## Extracted data entries
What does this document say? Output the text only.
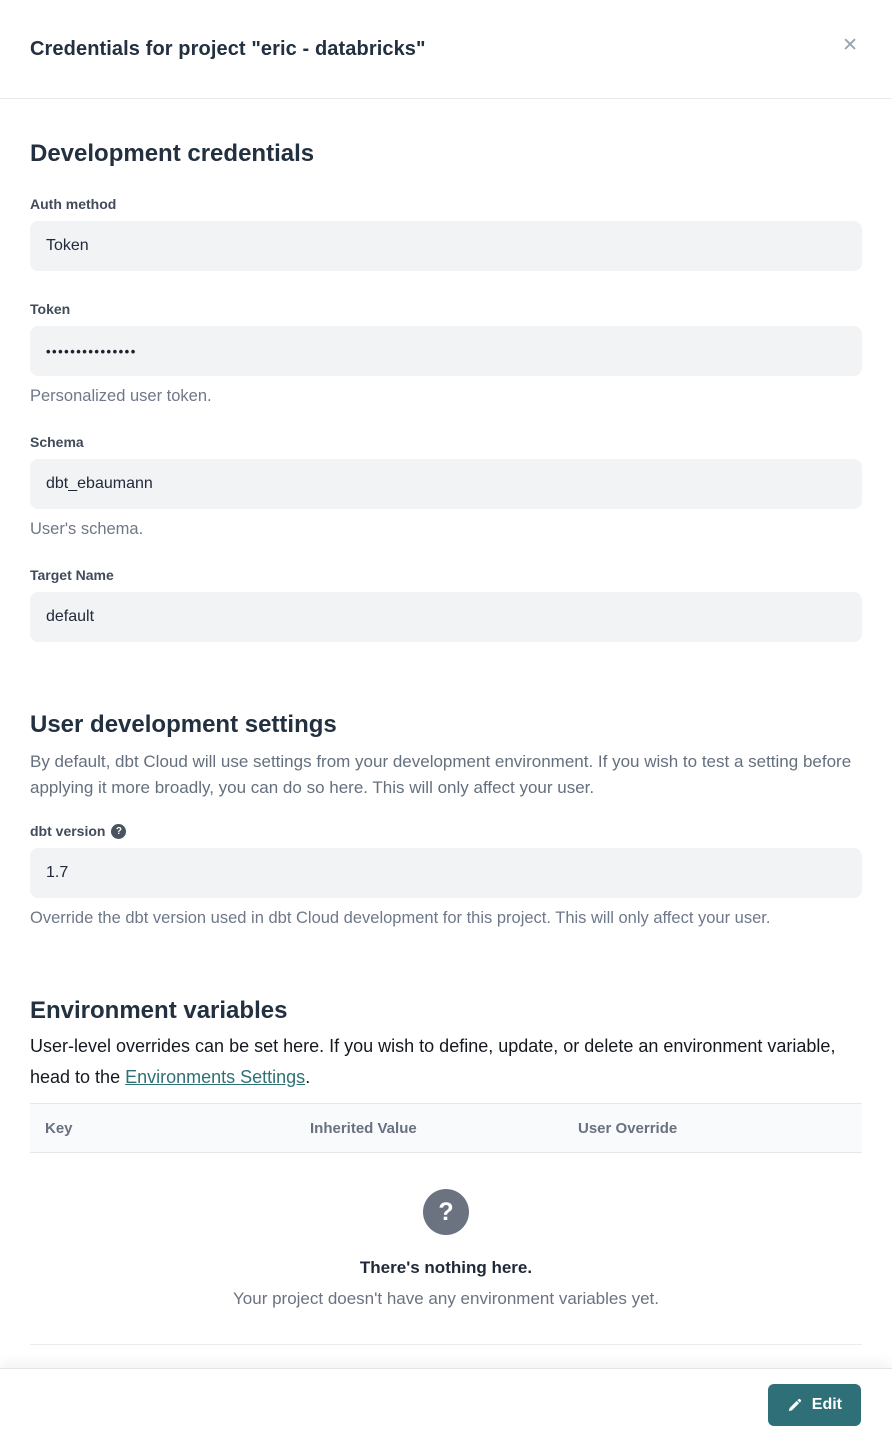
Credentials for project "eric - databricks"	✕
Development credentials
Auth method
Token
Token
•••••••••••••••
Personalized user token.
Schema
dbt_ebaumann
User's schema.
Target Name
default
User development settings
By default, dbt Cloud will use settings from your development environment. If you wish to test a setting before applying it more broadly, you can do so here. This will only affect your user.
dbt version	?
1.7
Override the dbt version used in dbt Cloud development for this project. This will only affect your user.
Environment variables
User-level overrides can be set here. If you wish to define, update, or delete an environment variable, head to the Environments Settings.
Key	Inherited Value	User Override
?
There's nothing here.
Your project doesn't have any environment variables yet.
Edit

## Stated goal
Retype the whole listing, keeping every line identical and omitting all pictures.

## Result of this task
What does this document say? Output the text only.
Credentials for project "eric - databricks"	✕
Development credentials
Auth method
Token
Token
•••••••••••••••
Personalized user token.
Schema
dbt_ebaumann
User's schema.
Target Name
default
User development settings
By default, dbt Cloud will use settings from your development environment. If you wish to test a setting before applying it more broadly, you can do so here. This will only affect your user.
dbt version	?
1.7
Override the dbt version used in dbt Cloud development for this project. This will only affect your user.
Environment variables
User-level overrides can be set here. If you wish to define, update, or delete an environment variable, head to the Environments Settings.
Key	Inherited Value	User Override
?
There's nothing here.
Your project doesn't have any environment variables yet.
Edit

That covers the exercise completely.